- [WHAT YOU NEED TO DO]: Count every line that includes the string "possible" in the entries that follow. Nothing besides the number is needed.

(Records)

==========

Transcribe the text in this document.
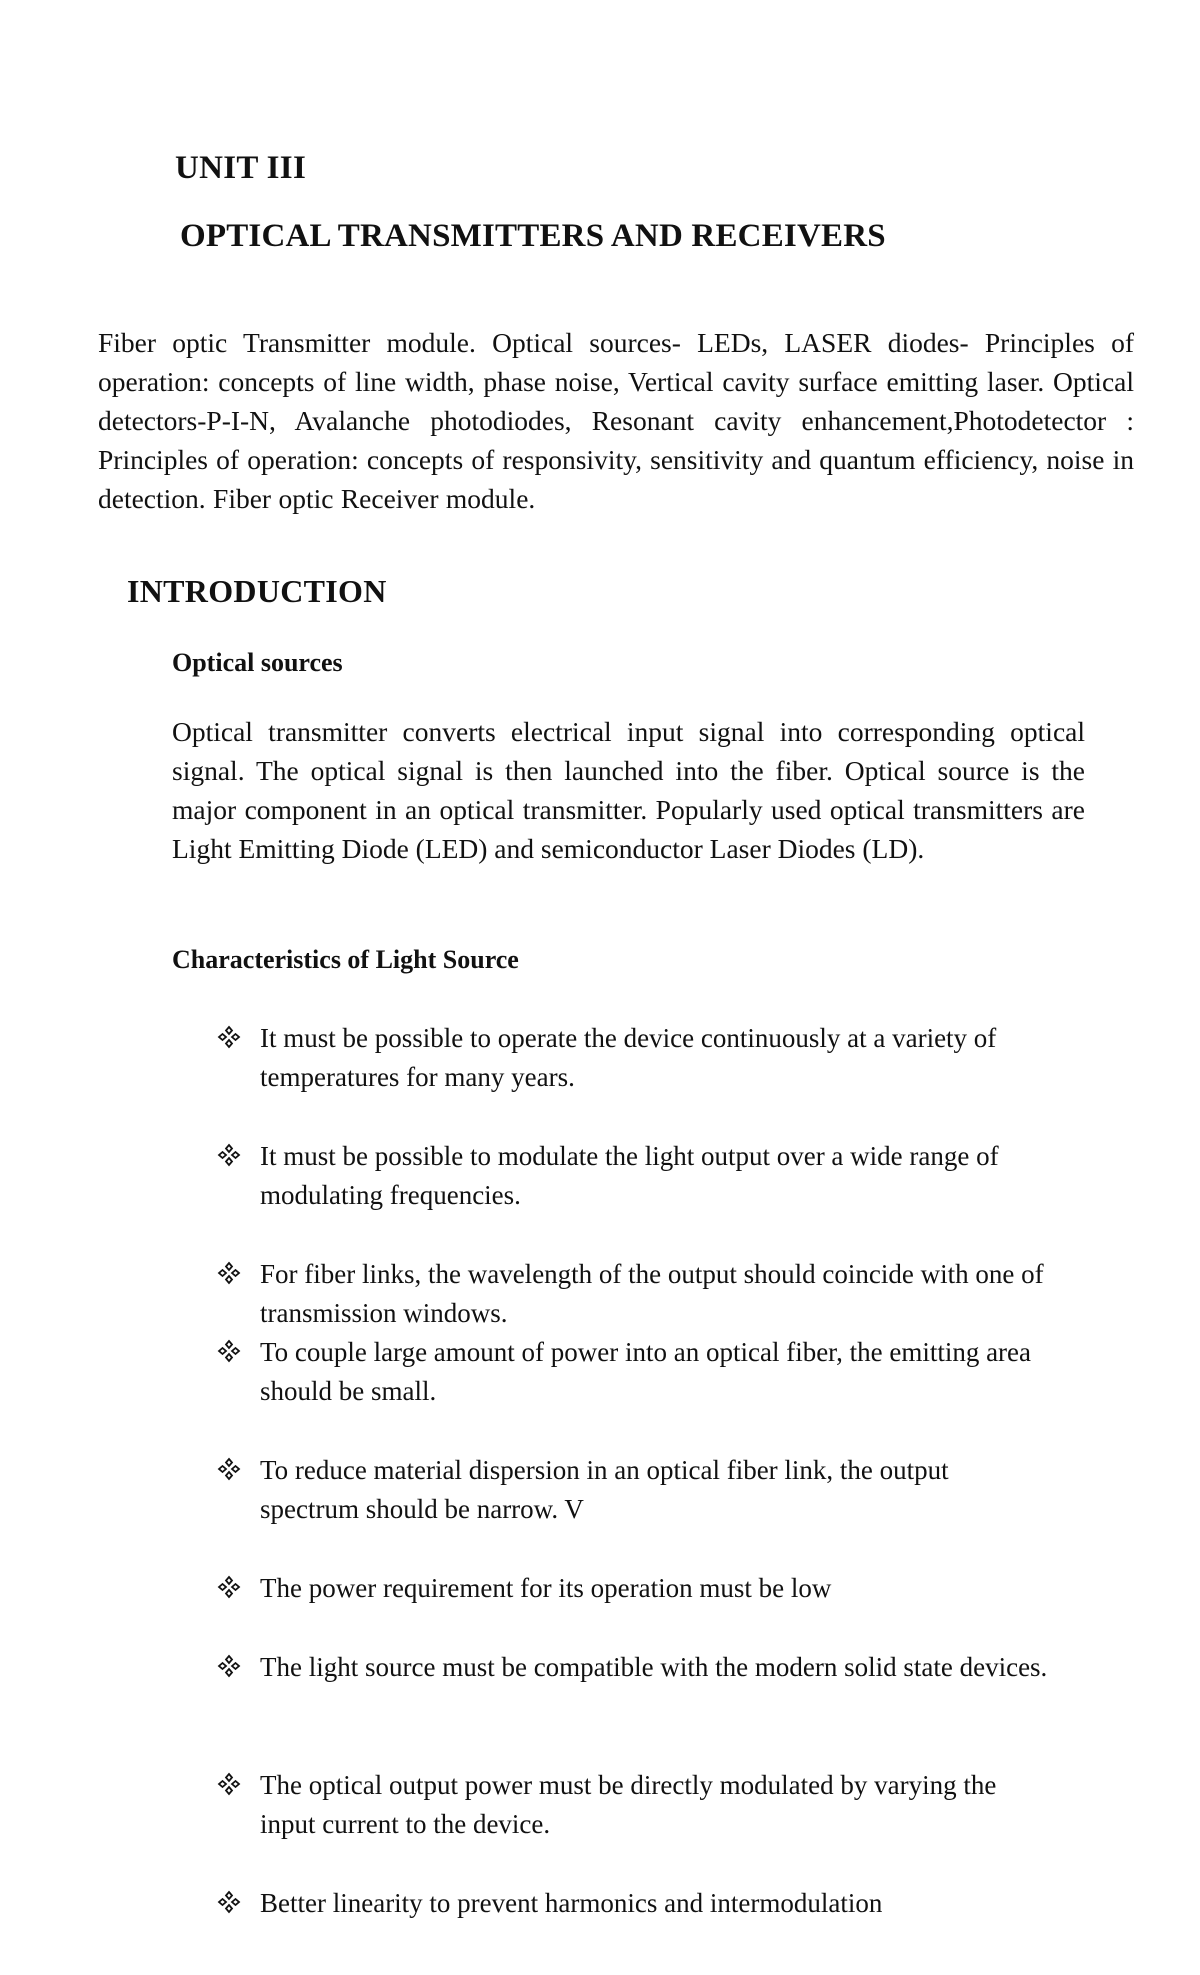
UNIT III
OPTICAL TRANSMITTERS AND RECEIVERS

Fiber optic Transmitter module. Optical sources- LEDs, LASER diodes- Principles of operation: concepts of line width, phase noise, Vertical cavity surface emitting laser. Optical detectors-P-I-N, Avalanche photodiodes, Resonant cavity enhancement,Photodetector : Principles of operation: concepts of responsivity, sensitivity and quantum efficiency, noise in detection. Fiber optic Receiver module.

INTRODUCTION
Optical sources

Optical transmitter converts electrical input signal into corresponding optical signal. The optical signal is then launched into the fiber. Optical source is the major component in an optical transmitter. Popularly used optical transmitters are Light Emitting Diode (LED) and semiconductor Laser Diodes (LD).

Characteristics of Light Source

It must be possible to operate the device continuously at a variety of temperatures for many years.

It must be possible to modulate the light output over a wide range of modulating frequencies.

For fiber links, the wavelength of the output should coincide with one of transmission windows.

To couple large amount of power into an optical fiber, the emitting area should be small.

To reduce material dispersion in an optical fiber link, the output spectrum should be narrow. V

The power requirement for its operation must be low

The light source must be compatible with the modern solid state devices.

The optical output power must be directly modulated by varying the input current to the device.

Better linearity to prevent harmonics and intermodulation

==========

- [ANSWER TO THIS TASK]: 2